Goal —
Output the material exactly, but drop every image it holds.

Given data —

════════════════════

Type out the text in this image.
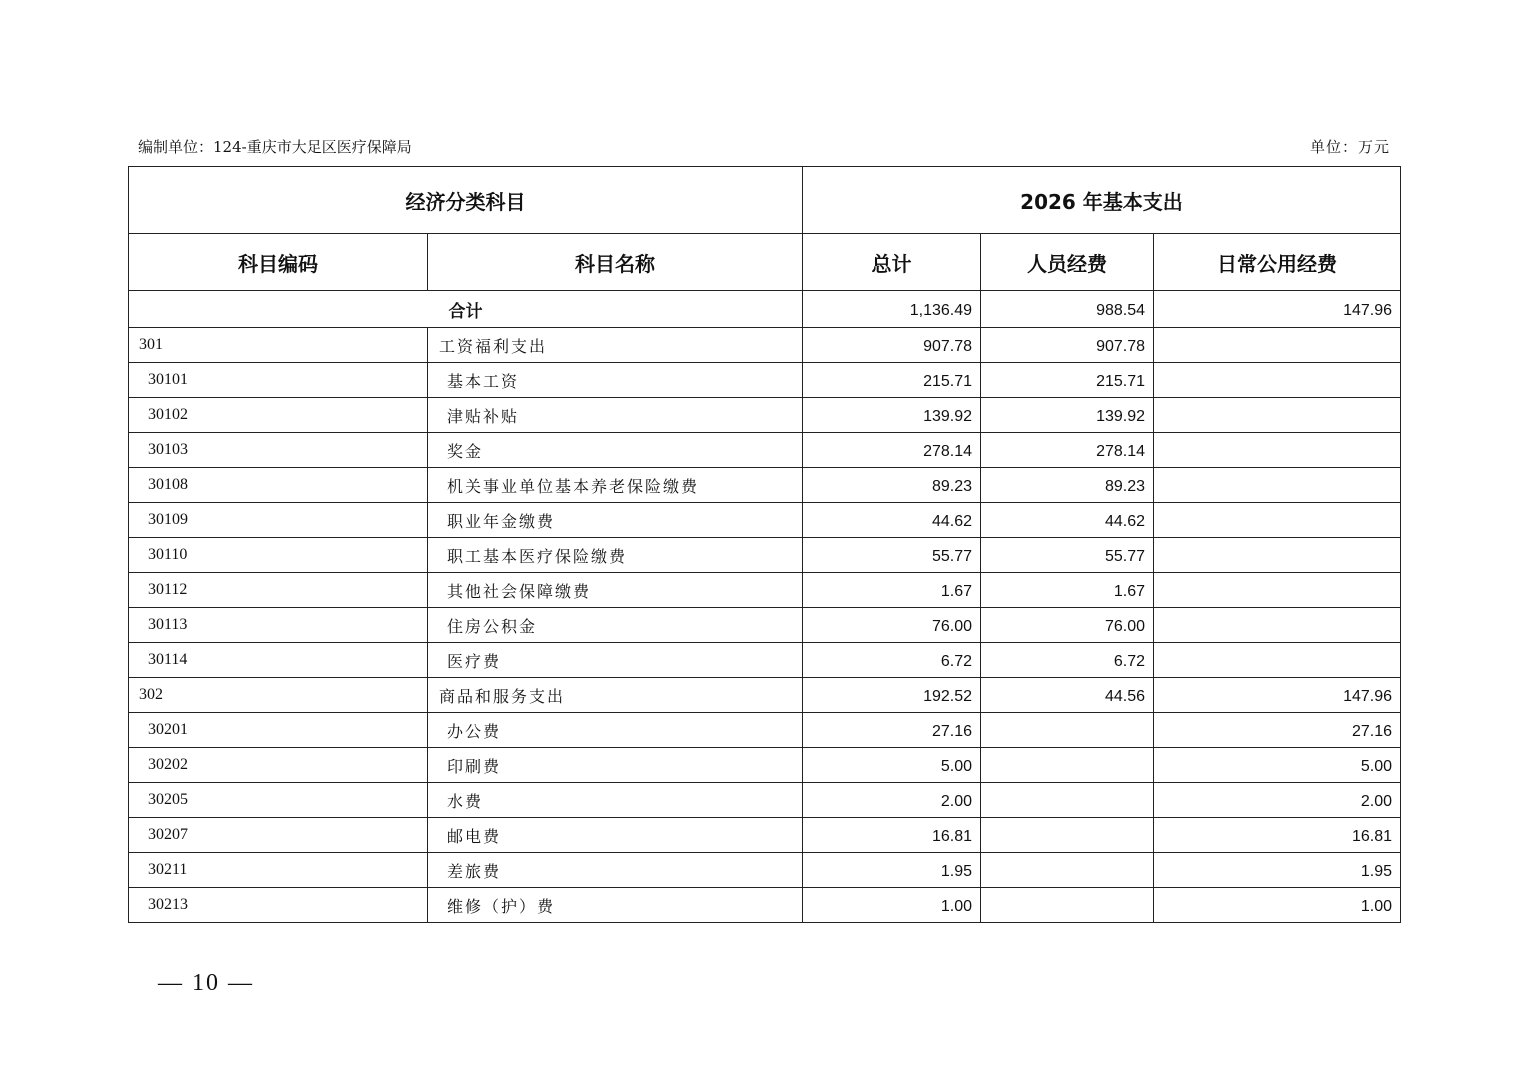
编制单位：124-重庆市大足区医疗保障局	单位：万元
经济分类科目		2026 年基本支出		
科目编码	科目名称	总计	人员经费	日常公用经费
合计		1,136.49	988.54	147.96
301	工资福利支出	907.78	907.78	
30101	基本工资	215.71	215.71	
30102	津贴补贴	139.92	139.92	
30103	奖金	278.14	278.14	
30108	机关事业单位基本养老保险缴费	89.23	89.23	
30109	职业年金缴费	44.62	44.62	
30110	职工基本医疗保险缴费	55.77	55.77	
30112	其他社会保障缴费	1.67	1.67	
30113	住房公积金	76.00	76.00	
30114	医疗费	6.72	6.72	
302	商品和服务支出	192.52	44.56	147.96
30201	办公费	27.16		27.16
30202	印刷费	5.00		5.00
30205	水费	2.00		2.00
30207	邮电费	16.81		16.81
30211	差旅费	1.95		1.95
30213	维修（护）费	1.00		1.00
— 10 —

════════════════════

Response for this exercise —
Type out the text in this image.
编制单位：124-重庆市大足区医疗保障局	单位：万元
经济分类科目		2026 年基本支出		
科目编码	科目名称	总计	人员经费	日常公用经费
合计		1,136.49	988.54	147.96
301	工资福利支出	907.78	907.78	
30101	基本工资	215.71	215.71	
30102	津贴补贴	139.92	139.92	
30103	奖金	278.14	278.14	
30108	机关事业单位基本养老保险缴费	89.23	89.23	
30109	职业年金缴费	44.62	44.62	
30110	职工基本医疗保险缴费	55.77	55.77	
30112	其他社会保障缴费	1.67	1.67	
30113	住房公积金	76.00	76.00	
30114	医疗费	6.72	6.72	
302	商品和服务支出	192.52	44.56	147.96
30201	办公费	27.16		27.16
30202	印刷费	5.00		5.00
30205	水费	2.00		2.00
30207	邮电费	16.81		16.81
30211	差旅费	1.95		1.95
30213	维修（护）费	1.00		1.00
— 10 —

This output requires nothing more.